OBJECTIVE
Search the records for the word "operation" and pick out every line that has it.

RECORDS FOR THIS EXERCISE
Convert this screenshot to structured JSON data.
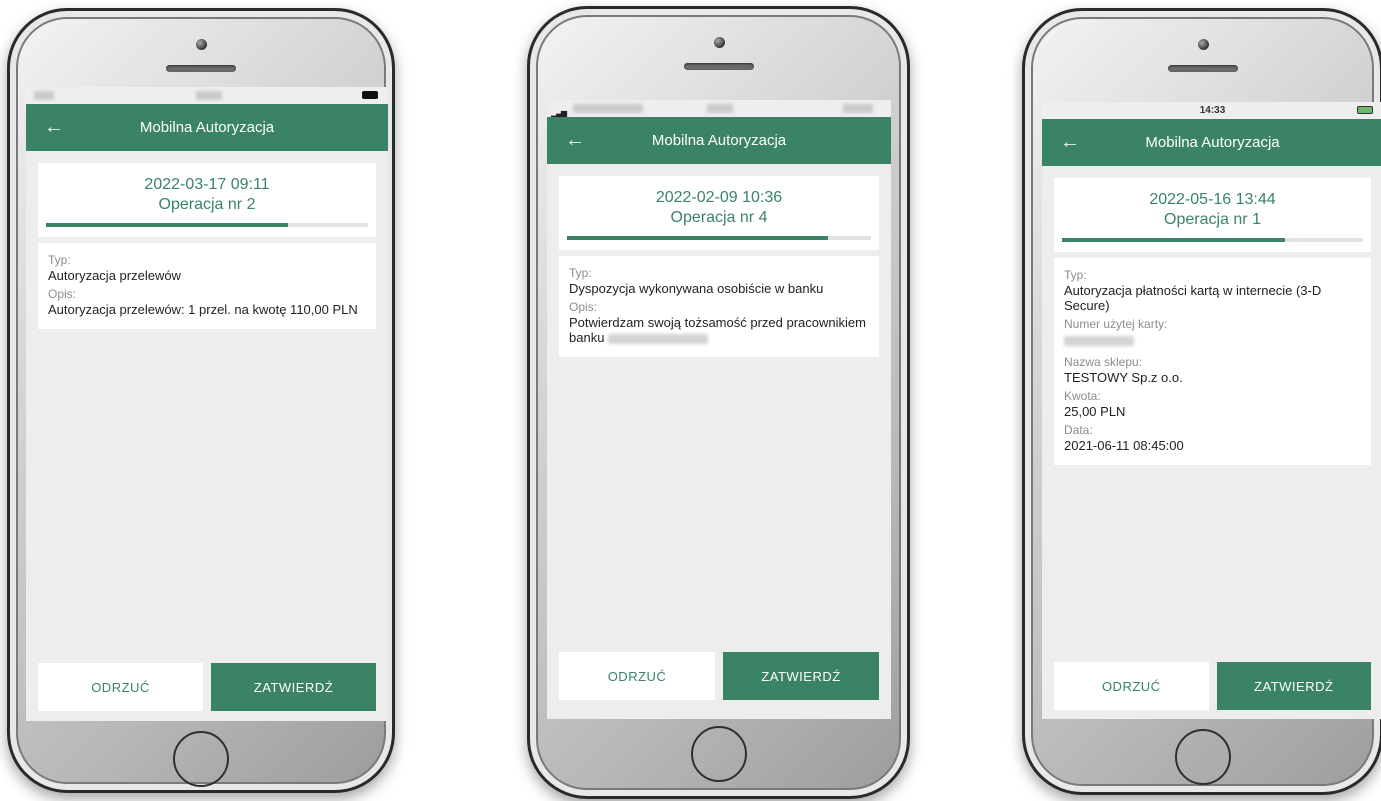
{
  "phones": [
    {
      "status_time": "",
      "title": "Mobilna Autoryzacja",
      "datetime": "2022-03-17 09:11",
      "operation": "Operacja nr 2",
      "progress": 0.75,
      "fields": [
        {
          "label": "Typ:",
          "value": "Autoryzacja przelewów"
        },
        {
          "label": "Opis:",
          "value": "Autoryzacja przelewów: 1 przel. na kwotę 110,00 PLN"
        }
      ],
      "reject_label": "ODRZUĆ",
      "confirm_label": "ZATWIERDŹ"
    },
    {
      "status_time": "",
      "title": "Mobilna Autoryzacja",
      "datetime": "2022-02-09 10:36",
      "operation": "Operacja nr 4",
      "progress": 0.86,
      "fields": [
        {
          "label": "Typ:",
          "value": "Dyspozycja wykonywana osobiście w banku"
        },
        {
          "label": "Opis:",
          "value": "Potwierdzam swoją tożsamość przed pracownikiem banku"
        }
      ],
      "reject_label": "ODRZUĆ",
      "confirm_label": "ZATWIERDŹ"
    },
    {
      "status_time": "14:33",
      "title": "Mobilna Autoryzacja",
      "datetime": "2022-05-16 13:44",
      "operation": "Operacja nr 1",
      "progress": 0.74,
      "fields": [
        {
          "label": "Typ:",
          "value": "Autoryzacja płatności kartą w internecie (3-D Secure)"
        },
        {
          "label": "Numer użytej karty:",
          "value": ""
        },
        {
          "label": "Nazwa sklepu:",
          "value": "TESTOWY Sp.z o.o."
        },
        {
          "label": "Kwota:",
          "value": "25,00 PLN"
        },
        {
          "label": "Data:",
          "value": "2021-06-11 08:45:00"
        }
      ],
      "reject_label": "ODRZUĆ",
      "confirm_label": "ZATWIERDŹ"
    }
  ],
  "colors": {
    "brand": "#3a8465",
    "label": "#8c8c8c",
    "screen_bg": "#ededed"
  },
  "icons": {
    "back": "arrow-left-icon",
    "battery": "battery-icon",
    "home": "home-button"
  }
}
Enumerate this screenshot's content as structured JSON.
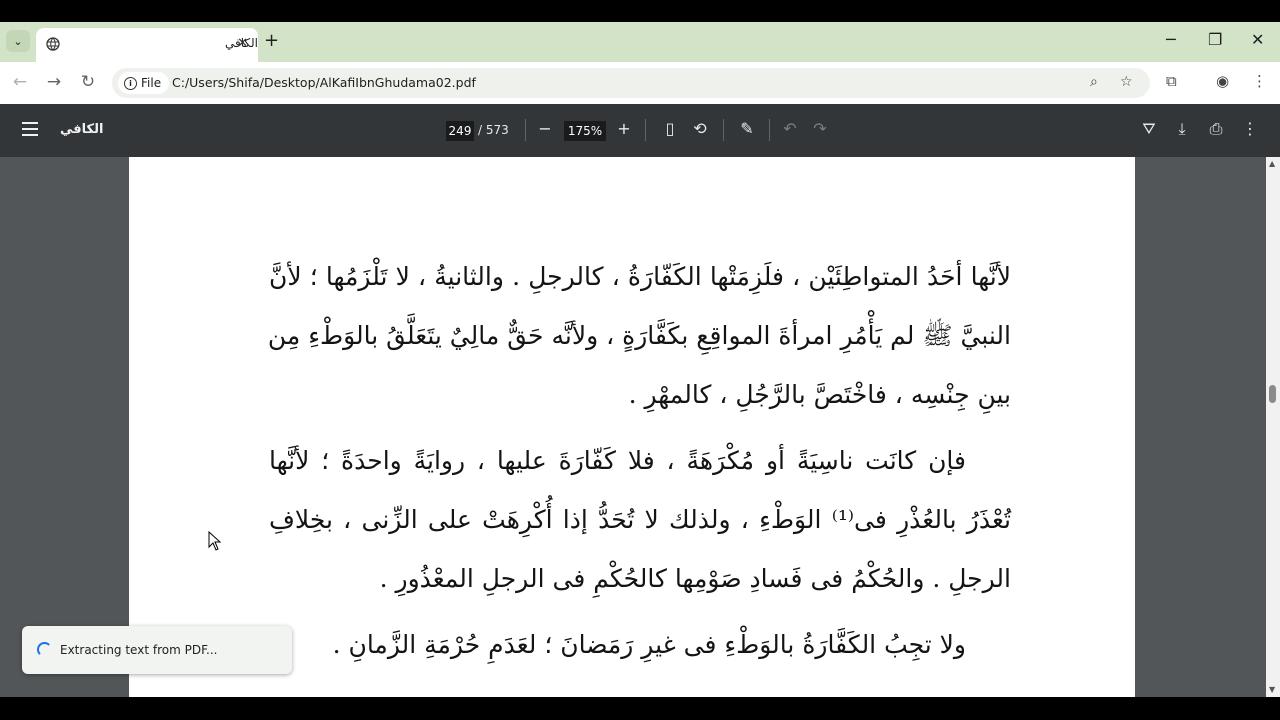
{
  "tab": {
    "title": "الكافي",
    "close": "✕"
  },
  "window_controls": {
    "minimize": "─",
    "restore": "❐",
    "close": "✕"
  },
  "new_tab": "+",
  "omnibox": {
    "chip_label": "File",
    "url": "C:/Users/Shifa/Desktop/AlKafiIbnGhudama02.pdf"
  },
  "pdf_toolbar": {
    "doc_title": "الكافي",
    "current_page": "249",
    "total_pages": "/ 573",
    "zoom": "175%",
    "zoom_out": "−",
    "zoom_in": "+"
  },
  "document": {
    "paragraphs": [
      {
        "lines": [
          "لأنَّها أحَدُ المتواطِئَيْن ، فلَزِمَتْها الكَفّارَةُ ، كالرجلِ . والثانيةُ ، لا تَلْزَمُها ؛ لأنَّ",
          "النبيَّ ﷺ لم يَأْمُرِ امرأةَ المواقِعِ بكَفَّارَةٍ ، ولأنَّه حَقٌّ مالِيٌ يتَعَلَّقُ بالوَطْءِ مِن",
          "بينِ جِنْسِه ، فاخْتَصَّ بالرَّجُلِ ، كالمهْرِ ."
        ]
      },
      {
        "lines": [
          "فإن كانَت ناسِيَةً أو مُكْرَهَةً ، فلا كَفّارَةَ عليها ، روايَةً واحدَةً ؛ لأنَّها",
          "تُعْذَرُ بالعُذْرِ فى⁽¹⁾ الوَطْءِ ، ولذلك لا تُحَدُّ إذا أُكْرِهَتْ على الزِّنى ، بخِلافِ",
          "الرجلِ . والحُكْمُ فى فَسادِ صَوْمِها كالحُكْمِ فى الرجلِ المعْذُورِ ."
        ]
      },
      {
        "lines": [
          "ولا تجِبُ الكَفَّارَةُ بالوَطْءِ فى غيرِ رَمَضانَ ؛ لعَدَمِ حُرْمَةِ الزَّمانِ ."
        ]
      }
    ]
  },
  "toast": {
    "text": "Extracting text from PDF..."
  },
  "colors": {
    "chrome_tabstrip": "#d3e3c8",
    "pdf_toolbar": "#323639",
    "viewer_bg": "#525659",
    "spinner": "#1a73e8"
  }
}
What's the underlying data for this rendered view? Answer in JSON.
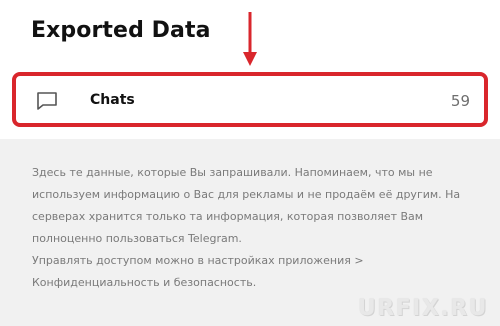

EXPECTED ANSWER
      "operation": "Operacja nr 2",
      "operation": "Operacja nr 4",
      "operation": "Operacja nr 1",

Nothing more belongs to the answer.